■ Stored entries
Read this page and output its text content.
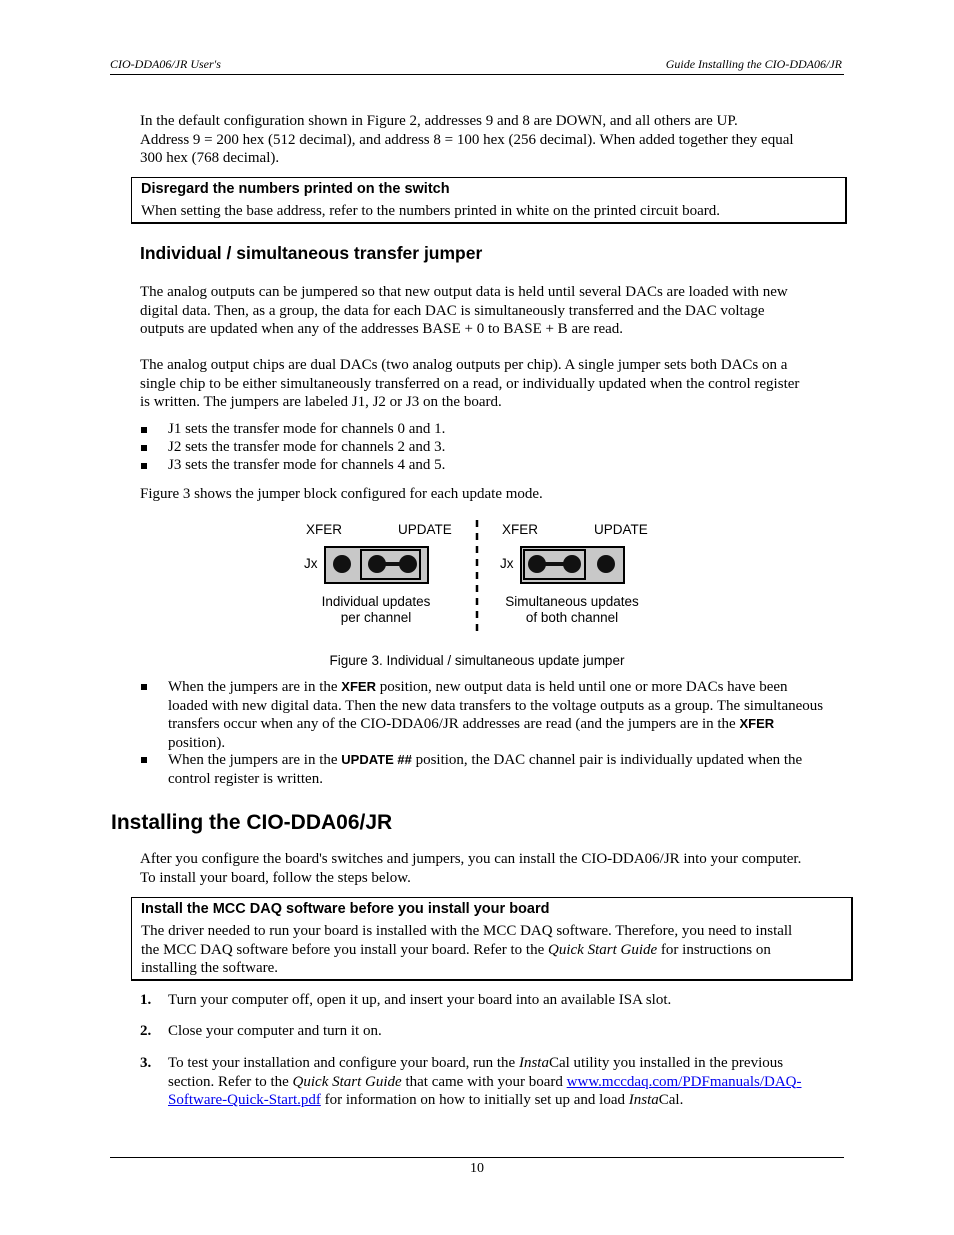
CIO-DDA06/JR User's	Guide Installing the CIO-DDA06/JR
In the default configuration shown in Figure 2, addresses 9 and 8 are DOWN, and all others are UP.
Address 9 = 200 hex (512 decimal), and address 8 = 100 hex (256 decimal). When added together they equal
300 hex (768 decimal).
Disregard the numbers printed on the switch
When setting the base address, refer to the numbers printed in white on the printed circuit board.
Individual / simultaneous transfer jumper
The analog outputs can be jumpered so that new output data is held until several DACs are loaded with new
digital data. Then, as a group, the data for each DAC is simultaneously transferred and the DAC voltage
outputs are updated when any of the addresses BASE + 0 to BASE + B are read.
The analog output chips are dual DACs (two analog outputs per chip). A single jumper sets both DACs on a
single chip to be either simultaneously transferred on a read, or individually updated when the control register
is written. The jumpers are labeled J1, J2 or J3 on the board.
J1 sets the transfer mode for channels 0 and 1.
J2 sets the transfer mode for channels 2 and 3.
J3 sets the transfer mode for channels 4 and 5.
Figure 3 shows the jumper block configured for each update mode.
XFER	UPDATE
Jx
Individual updates
per channel
XFER	UPDATE
Jx
Simultaneous updates
of both channel
Figure 3. Individual / simultaneous update jumper
When the jumpers are in the XFER position, new output data is held until one or more DACs have been
loaded with new digital data. Then the new data transfers to the voltage outputs as a group. The simultaneous
transfers occur when any of the CIO-DDA06/JR addresses are read (and the jumpers are in the XFER
position).
When the jumpers are in the UPDATE ## position, the DAC channel pair is individually updated when the
control register is written.
Installing the CIO-DDA06/JR
After you configure the board's switches and jumpers, you can install the CIO-DDA06/JR into your computer.
To install your board, follow the steps below.
Install the MCC DAQ software before you install your board
The driver needed to run your board is installed with the MCC DAQ software. Therefore, you need to install
the MCC DAQ software before you install your board. Refer to the Quick Start Guide for instructions on
installing the software.
1. Turn your computer off, open it up, and insert your board into an available ISA slot.
2. Close your computer and turn it on.
3. To test your installation and configure your board, run the InstaCal utility you installed in the previous
section. Refer to the Quick Start Guide that came with your board www.mccdaq.com/PDFmanuals/DAQ-
Software-Quick-Start.pdf for information on how to initially set up and load InstaCal.
10
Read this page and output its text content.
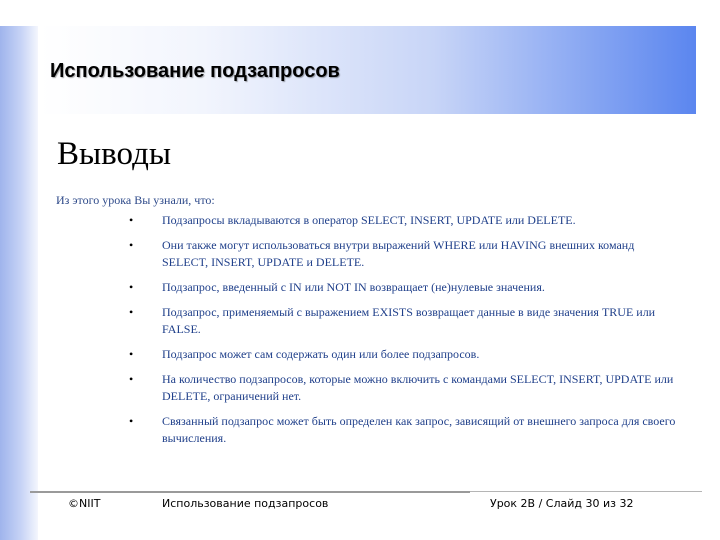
Использование подзапросов
Выводы
Из этого урока Вы узнали, что:
• Подзапросы вкладываются в оператор SELECT, INSERT, UPDATE или DELETE.
• Они также могут использоваться внутри выражений WHERE или HAVING внешних команд SELECT, INSERT, UPDATE и DELETE.
• Подзапрос, введенный с IN или NOT IN возвращает (не)нулевые значения.
• Подзапрос, применяемый с выражением EXISTS возвращает данные в виде значения TRUE или FALSE.
• Подзапрос может сам содержать один или более подзапросов.
• На количество подзапросов, которые можно включить с командами SELECT, INSERT, UPDATE или DELETE, ограничений нет.
• Связанный подзапрос может быть определен как запрос, зависящий от внешнего запроса для своего вычисления.
©NIIT	Использование подзапросов	Урок 2В / Слайд 30 из 32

■ What to do
Print each record exactly as it stands, leaving the images out.

■ Problem solution
Read this page and output its text content.
CIO-DDA06/JR User's	Guide Installing the CIO-DDA06/JR
In the default configuration shown in Figure 2, addresses 9 and 8 are DOWN, and all others are UP.
Address 9 = 200 hex (512 decimal), and address 8 = 100 hex (256 decimal). When added together they equal
300 hex (768 decimal).
Disregard the numbers printed on the switch
When setting the base address, refer to the numbers printed in white on the printed circuit board.
Individual / simultaneous transfer jumper
The analog outputs can be jumpered so that new output data is held until several DACs are loaded with new
digital data. Then, as a group, the data for each DAC is simultaneously transferred and the DAC voltage
outputs are updated when any of the addresses BASE + 0 to BASE + B are read.
The analog output chips are dual DACs (two analog outputs per chip). A single jumper sets both DACs on a
single chip to be either simultaneously transferred on a read, or individually updated when the control register
is written. The jumpers are labeled J1, J2 or J3 on the board.
J1 sets the transfer mode for channels 0 and 1.
J2 sets the transfer mode for channels 2 and 3.
J3 sets the transfer mode for channels 4 and 5.
Figure 3 shows the jumper block configured for each update mode.
XFER	UPDATE
Jx
Individual updates
per channel
XFER	UPDATE
Jx
Simultaneous updates
of both channel
Figure 3. Individual / simultaneous update jumper
When the jumpers are in the XFER position, new output data is held until one or more DACs have been
loaded with new digital data. Then the new data transfers to the voltage outputs as a group. The simultaneous
transfers occur when any of the CIO-DDA06/JR addresses are read (and the jumpers are in the XFER
position).
When the jumpers are in the UPDATE ## position, the DAC channel pair is individually updated when the
control register is written.
Installing the CIO-DDA06/JR
After you configure the board's switches and jumpers, you can install the CIO-DDA06/JR into your computer.
To install your board, follow the steps below.
Install the MCC DAQ software before you install your board
The driver needed to run your board is installed with the MCC DAQ software. Therefore, you need to install
the MCC DAQ software before you install your board. Refer to the Quick Start Guide for instructions on
installing the software.
1. Turn your computer off, open it up, and insert your board into an available ISA slot.
2. Close your computer and turn it on.
3. To test your installation and configure your board, run the InstaCal utility you installed in the previous
section. Refer to the Quick Start Guide that came with your board www.mccdaq.com/PDFmanuals/DAQ-
Software-Quick-Start.pdf for information on how to initially set up and load InstaCal.
10
Read this page and output its text content.
Использование подзапросов
Выводы
Из этого урока Вы узнали, что:
• Подзапросы вкладываются в оператор SELECT, INSERT, UPDATE или DELETE.
• Они также могут использоваться внутри выражений WHERE или HAVING внешних команд SELECT, INSERT, UPDATE и DELETE.
• Подзапрос, введенный с IN или NOT IN возвращает (не)нулевые значения.
• Подзапрос, применяемый с выражением EXISTS возвращает данные в виде значения TRUE или FALSE.
• Подзапрос может сам содержать один или более подзапросов.
• На количество подзапросов, которые можно включить с командами SELECT, INSERT, UPDATE или DELETE, ограничений нет.
• Связанный подзапрос может быть определен как запрос, зависящий от внешнего запроса для своего вычисления.
©NIIT	Использование подзапросов	Урок 2В / Слайд 30 из 32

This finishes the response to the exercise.